• EXERCISE AIM
Count the lines in the entries below that contain the string "Last", and give only that number.
--- start of EXERCISE MATERIAL ---
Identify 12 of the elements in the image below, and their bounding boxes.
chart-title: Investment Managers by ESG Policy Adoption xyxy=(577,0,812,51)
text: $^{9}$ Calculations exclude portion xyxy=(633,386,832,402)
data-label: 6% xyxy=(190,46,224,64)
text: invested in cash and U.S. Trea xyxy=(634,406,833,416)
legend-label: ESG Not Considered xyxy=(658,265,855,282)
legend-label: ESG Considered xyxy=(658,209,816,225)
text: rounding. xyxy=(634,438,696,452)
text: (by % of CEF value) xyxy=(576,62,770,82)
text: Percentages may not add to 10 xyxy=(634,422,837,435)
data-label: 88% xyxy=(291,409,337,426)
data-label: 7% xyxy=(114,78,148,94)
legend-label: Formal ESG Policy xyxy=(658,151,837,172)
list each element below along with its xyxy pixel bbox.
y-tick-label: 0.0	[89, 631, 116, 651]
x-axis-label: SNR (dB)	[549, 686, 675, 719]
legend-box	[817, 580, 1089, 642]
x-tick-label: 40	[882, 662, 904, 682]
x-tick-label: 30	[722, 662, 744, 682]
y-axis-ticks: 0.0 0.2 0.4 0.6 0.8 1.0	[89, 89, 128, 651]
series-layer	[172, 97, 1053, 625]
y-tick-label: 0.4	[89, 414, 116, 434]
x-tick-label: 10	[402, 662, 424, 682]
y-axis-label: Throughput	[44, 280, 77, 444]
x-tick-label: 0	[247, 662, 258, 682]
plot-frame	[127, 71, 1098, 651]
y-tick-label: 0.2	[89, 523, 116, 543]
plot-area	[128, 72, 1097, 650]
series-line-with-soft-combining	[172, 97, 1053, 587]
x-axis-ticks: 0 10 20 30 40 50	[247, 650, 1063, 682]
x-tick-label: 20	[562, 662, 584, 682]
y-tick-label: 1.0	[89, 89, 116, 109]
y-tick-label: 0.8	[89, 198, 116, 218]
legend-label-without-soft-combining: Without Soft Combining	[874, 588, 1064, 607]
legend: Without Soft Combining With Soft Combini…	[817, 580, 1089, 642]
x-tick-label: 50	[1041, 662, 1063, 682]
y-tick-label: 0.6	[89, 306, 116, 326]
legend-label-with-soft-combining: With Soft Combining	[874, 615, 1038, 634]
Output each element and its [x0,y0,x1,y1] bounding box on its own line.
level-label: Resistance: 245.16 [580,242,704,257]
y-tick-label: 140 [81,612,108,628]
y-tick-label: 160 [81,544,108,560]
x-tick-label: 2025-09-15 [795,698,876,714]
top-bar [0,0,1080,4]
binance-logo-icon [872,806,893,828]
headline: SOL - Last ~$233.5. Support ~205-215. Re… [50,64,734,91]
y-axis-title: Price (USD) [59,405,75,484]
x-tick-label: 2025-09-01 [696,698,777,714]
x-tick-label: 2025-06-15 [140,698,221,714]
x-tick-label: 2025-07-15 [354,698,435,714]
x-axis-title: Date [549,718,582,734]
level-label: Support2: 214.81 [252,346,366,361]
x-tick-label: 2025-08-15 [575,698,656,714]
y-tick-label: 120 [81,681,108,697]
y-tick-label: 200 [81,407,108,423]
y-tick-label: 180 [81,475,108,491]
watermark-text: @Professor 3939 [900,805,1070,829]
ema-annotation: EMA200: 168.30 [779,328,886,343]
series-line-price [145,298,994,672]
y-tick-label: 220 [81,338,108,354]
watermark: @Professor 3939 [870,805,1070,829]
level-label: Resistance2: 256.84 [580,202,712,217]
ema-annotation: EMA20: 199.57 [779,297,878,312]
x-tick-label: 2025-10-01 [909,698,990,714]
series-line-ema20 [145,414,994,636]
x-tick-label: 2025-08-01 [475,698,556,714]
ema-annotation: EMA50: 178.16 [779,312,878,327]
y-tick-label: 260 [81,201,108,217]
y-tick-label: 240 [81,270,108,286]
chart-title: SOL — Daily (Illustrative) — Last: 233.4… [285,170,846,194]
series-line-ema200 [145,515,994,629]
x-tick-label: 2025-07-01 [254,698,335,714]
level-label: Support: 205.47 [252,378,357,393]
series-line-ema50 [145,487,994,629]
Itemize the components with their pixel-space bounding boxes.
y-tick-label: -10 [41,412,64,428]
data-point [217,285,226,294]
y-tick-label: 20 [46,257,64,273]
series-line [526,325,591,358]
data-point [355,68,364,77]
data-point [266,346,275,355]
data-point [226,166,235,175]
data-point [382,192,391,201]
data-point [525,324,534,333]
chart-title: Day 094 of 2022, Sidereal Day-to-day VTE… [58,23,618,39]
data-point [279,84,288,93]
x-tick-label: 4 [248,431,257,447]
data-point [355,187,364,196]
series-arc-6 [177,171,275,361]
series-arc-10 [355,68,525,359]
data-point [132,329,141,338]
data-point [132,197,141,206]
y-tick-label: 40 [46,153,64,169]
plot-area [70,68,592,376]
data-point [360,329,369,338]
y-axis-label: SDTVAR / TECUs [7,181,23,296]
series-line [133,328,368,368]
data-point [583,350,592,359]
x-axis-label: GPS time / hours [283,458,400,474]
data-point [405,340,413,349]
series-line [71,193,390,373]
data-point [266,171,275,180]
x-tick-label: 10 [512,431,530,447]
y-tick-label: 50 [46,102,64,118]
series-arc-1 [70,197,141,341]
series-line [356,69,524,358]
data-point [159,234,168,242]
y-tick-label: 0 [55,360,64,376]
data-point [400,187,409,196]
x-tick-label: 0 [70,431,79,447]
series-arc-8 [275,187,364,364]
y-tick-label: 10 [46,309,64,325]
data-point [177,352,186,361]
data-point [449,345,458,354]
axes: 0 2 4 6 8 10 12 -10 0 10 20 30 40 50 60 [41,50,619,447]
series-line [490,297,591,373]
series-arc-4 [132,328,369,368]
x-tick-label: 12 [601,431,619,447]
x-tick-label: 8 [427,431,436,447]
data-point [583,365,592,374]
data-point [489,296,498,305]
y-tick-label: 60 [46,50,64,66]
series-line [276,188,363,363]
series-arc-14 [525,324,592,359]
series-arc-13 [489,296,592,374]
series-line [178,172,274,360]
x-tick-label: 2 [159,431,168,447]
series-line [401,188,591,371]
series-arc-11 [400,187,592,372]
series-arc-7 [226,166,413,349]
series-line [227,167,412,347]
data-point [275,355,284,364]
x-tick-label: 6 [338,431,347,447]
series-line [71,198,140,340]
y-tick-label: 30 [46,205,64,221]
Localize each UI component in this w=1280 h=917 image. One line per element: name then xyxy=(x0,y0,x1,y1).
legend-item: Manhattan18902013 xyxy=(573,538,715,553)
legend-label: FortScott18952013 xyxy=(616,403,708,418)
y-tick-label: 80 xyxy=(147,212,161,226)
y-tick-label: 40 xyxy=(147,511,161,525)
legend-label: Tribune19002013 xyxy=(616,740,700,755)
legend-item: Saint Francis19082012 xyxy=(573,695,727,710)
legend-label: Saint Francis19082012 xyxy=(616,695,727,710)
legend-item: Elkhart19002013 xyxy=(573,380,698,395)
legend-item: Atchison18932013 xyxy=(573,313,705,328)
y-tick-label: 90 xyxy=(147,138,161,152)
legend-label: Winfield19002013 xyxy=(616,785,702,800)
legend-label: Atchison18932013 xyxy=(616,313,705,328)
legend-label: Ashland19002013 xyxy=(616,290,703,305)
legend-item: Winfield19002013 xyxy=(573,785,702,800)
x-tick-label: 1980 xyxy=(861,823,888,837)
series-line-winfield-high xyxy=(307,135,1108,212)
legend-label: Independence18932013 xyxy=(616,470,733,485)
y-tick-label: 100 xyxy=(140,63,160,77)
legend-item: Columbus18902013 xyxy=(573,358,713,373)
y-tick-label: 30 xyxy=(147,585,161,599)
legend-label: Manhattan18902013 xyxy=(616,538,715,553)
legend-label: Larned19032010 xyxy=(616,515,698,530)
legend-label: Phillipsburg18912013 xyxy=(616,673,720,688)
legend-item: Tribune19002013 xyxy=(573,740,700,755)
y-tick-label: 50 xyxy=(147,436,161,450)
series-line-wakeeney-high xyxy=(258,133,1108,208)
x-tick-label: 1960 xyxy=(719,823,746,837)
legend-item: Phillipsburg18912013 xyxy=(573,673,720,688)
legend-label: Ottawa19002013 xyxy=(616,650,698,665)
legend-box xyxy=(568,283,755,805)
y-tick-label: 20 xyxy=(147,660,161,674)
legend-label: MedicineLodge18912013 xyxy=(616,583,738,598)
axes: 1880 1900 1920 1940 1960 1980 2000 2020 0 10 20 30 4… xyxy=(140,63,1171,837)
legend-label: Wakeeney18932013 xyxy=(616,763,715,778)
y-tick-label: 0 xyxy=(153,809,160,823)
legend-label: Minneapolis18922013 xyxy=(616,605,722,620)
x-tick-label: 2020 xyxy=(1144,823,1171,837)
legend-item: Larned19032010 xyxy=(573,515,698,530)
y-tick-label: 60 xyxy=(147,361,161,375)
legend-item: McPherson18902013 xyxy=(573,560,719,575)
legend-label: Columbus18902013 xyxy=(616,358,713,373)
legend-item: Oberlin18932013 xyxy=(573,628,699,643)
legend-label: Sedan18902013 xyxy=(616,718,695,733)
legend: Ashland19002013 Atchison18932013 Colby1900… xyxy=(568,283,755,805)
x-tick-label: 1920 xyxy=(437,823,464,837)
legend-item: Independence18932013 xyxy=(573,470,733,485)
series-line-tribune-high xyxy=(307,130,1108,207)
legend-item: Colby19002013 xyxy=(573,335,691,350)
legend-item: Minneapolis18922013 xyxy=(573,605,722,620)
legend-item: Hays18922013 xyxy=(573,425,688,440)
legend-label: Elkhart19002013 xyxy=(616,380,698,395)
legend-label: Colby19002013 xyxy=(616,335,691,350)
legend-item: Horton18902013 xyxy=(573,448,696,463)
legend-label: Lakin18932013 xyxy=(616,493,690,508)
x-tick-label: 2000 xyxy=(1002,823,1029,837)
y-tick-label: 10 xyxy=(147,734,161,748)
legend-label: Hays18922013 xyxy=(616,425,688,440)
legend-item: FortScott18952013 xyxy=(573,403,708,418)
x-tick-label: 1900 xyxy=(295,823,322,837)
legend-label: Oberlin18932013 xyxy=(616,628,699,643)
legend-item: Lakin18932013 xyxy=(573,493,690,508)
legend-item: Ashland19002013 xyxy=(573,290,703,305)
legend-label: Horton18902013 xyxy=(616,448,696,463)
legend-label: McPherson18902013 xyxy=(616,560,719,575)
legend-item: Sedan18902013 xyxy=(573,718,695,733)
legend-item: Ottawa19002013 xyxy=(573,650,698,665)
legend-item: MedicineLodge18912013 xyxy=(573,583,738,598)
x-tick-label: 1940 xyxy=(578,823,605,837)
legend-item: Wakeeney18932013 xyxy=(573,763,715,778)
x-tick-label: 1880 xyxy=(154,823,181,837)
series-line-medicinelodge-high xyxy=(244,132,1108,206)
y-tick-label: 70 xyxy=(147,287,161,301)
--- end of EXERCISE MATERIAL ---
• WRITTEN SOLUTION
2